--- WORK INSTRUCTIONS ---
(1) In the whale watch report, repeat the passage from "There were several" to "deeply forked tail." word for word.
(2) Answer these questions from the whale watch report:
(a) Which whale gave birth to Sloop, and in what year?
(b) What nickname does the common tern's graceful flight earn it?
(c) Which mature female, first sighted in 1989, returned with 3 calves?
==== TEXT EXCERPT
Zipper, a mature female humpback has returned to the waters off Provincetown with 6 calves. This morning she was kick feeding, blowing large bubbles nets, or occasionally lunging across the water’s surface. By afternoon several humpbacks had moved into the area and most were feeding actively. Ventisca, fist sighted in 2001 and a mother of 1 was kick feeding as was Sloop and Tear. Sloop, born to Cerdo in 1987 is a mother of 3 and Tear is a mature male first sighted in 1990. Anchor, a mature female born to Olympia in 1983 and a mother of 5, also was feeding in the area with Thumper, Grackle and Division and 2 small unknown humpbacks.
May 21 was bright and with a diminishing offshore swell as we headed east once again. We found 9-11 humpbacks, 1 finback and 1 Minke whale. All of the humpbacks were feeding energetically on the surface. Zipper, sighted yesterday, was joined by Stub, a mature male, Ganesh, a mature female born to Loon in 1998 and a mother of 2, Nile, a mature female born to Mars in 1987 and a mother of 3 and Xylem, first sighted in 2003.
There were several birds in the area, primarily gull species but also several common terns. The tern’s graceful flight earned it its nickname of “sea swallow.” It is a familiar sight on Cape Cod, particularly in areas where protected nesting sites exist. The common tern flies gracefully over the water with deliberate wing beats, its head turned down at a right angle to its body. When it sights a fish, it dives down to catch its prey. The common tern is easily identified by its striking black cap, pale gray back and wings, red bill, and deeply forked tail.
On the afternoon watch we return to the same area and the humpback whales continued to feed at the surface with clouds of birds hovering above. Walrus, a large male first sighted in 1982 and Tongs, a mature female first sighted in 1989 who has returned with 3 calves were feeding together. Tongs would slap her flukes on the surface, dive, a bubble net would rise with both whales surfacing with mouths wide open. Leukos, Rapier and Grackle also were feeding in the area. So ends another week of whale watching in a year that seems more unpredictable than most!
========
==== SOURCE DATA
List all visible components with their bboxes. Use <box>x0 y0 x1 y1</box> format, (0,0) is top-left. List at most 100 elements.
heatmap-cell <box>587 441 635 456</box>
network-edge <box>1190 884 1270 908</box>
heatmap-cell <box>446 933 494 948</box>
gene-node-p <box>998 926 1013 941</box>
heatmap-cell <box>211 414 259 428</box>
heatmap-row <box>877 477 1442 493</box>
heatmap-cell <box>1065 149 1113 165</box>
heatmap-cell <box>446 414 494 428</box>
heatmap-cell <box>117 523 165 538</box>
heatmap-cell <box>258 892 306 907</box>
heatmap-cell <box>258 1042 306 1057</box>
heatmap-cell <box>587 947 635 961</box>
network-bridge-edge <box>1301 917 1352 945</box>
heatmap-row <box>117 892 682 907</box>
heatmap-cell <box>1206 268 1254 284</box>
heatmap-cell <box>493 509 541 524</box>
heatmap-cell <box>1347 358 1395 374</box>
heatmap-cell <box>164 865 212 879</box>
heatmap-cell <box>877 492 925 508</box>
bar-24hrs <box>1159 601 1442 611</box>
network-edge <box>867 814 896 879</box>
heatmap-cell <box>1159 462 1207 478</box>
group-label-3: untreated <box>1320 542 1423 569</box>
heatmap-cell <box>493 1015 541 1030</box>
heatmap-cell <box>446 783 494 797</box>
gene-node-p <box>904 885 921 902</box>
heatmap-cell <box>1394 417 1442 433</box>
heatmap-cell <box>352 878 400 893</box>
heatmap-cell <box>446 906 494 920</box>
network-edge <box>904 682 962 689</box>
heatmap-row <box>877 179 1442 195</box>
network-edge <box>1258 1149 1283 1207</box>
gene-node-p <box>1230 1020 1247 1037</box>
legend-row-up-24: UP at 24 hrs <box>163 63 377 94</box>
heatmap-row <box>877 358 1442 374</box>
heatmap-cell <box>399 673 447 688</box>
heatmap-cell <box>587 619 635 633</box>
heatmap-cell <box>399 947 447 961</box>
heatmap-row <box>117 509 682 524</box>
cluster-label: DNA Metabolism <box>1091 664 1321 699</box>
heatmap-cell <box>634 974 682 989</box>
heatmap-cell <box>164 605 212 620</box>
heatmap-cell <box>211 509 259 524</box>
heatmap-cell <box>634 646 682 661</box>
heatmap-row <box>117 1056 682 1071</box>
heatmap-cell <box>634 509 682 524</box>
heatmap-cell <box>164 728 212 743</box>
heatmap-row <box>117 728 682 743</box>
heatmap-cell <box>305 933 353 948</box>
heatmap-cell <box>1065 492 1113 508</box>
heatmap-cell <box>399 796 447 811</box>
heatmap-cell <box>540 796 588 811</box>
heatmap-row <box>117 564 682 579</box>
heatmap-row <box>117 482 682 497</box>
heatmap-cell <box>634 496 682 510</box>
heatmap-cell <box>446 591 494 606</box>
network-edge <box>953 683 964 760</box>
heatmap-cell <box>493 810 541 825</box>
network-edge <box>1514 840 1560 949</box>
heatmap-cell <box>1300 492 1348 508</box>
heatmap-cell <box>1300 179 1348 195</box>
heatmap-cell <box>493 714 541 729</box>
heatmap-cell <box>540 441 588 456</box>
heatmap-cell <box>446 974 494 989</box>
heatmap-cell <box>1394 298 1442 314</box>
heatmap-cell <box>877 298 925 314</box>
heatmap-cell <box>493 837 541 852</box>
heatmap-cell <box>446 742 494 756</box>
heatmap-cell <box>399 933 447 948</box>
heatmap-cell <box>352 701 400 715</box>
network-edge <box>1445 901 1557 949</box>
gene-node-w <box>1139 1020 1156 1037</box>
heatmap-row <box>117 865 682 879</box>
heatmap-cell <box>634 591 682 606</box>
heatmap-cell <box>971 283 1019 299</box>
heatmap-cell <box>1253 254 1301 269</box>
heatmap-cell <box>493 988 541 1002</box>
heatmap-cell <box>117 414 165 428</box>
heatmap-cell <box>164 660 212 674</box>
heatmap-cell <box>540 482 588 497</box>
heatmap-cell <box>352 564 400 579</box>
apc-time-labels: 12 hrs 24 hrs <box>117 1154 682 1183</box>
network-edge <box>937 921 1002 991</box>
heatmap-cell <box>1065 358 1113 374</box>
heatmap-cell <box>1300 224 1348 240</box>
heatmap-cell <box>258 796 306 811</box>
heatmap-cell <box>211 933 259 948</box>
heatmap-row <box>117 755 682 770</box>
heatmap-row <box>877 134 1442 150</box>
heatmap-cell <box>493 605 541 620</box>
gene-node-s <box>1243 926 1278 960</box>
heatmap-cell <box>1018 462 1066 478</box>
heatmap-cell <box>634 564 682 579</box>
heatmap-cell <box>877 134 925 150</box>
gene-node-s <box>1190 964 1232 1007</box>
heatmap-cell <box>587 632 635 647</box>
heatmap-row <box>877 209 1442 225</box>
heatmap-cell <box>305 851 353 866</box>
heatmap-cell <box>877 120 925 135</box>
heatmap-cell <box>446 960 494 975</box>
========
--- RESULTS IN ORDER ---
(1)
There were several birds in the area, primarily gull species but also several common terns. The tern’s graceful flight earned it its nickname of “sea swallow.” It is a familiar sight on Cape Cod, particularly in areas where protected nesting sites exist. The common tern flies gracefully over the water with deliberate wing beats, its head turned down at a right angle to its body. When it sights a fish, it dives down to catch its prey. The common tern is easily identified by its striking black cap, pale gray back and wings, red bill, and deeply forked tail.

(2)
(a) Cerdo, in 1987
(b) "Sea swallow"
(c) Tongs